--- Begin ---
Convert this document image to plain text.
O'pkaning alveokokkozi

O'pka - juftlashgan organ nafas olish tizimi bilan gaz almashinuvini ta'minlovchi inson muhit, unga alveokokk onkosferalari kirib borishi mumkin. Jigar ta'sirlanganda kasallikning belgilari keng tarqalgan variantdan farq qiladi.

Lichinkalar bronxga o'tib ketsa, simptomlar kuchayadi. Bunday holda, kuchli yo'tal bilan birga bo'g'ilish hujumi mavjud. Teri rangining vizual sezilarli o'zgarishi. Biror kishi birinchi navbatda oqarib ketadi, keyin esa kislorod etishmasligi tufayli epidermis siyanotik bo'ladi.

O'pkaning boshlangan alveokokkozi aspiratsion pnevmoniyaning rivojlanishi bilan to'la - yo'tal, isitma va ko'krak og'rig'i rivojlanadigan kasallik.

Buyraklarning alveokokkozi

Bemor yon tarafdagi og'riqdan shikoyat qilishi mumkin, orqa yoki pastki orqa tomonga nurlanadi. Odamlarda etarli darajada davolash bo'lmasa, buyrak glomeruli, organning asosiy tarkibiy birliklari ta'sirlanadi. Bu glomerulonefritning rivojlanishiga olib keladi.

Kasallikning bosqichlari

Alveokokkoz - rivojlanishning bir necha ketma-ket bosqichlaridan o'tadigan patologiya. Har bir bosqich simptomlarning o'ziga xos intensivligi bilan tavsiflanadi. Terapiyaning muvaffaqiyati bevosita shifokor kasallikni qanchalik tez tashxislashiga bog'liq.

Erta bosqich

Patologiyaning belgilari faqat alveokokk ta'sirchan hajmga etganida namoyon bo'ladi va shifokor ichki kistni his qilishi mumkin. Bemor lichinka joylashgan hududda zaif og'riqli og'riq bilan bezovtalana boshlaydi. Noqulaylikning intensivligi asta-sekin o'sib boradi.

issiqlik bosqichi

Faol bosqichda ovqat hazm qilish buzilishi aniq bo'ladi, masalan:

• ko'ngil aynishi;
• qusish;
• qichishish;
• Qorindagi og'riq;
--- End ---
Check each line of the records above for the word "Bemor", then give the number of lines that have it, with no other words.

→ Exercise answer: 2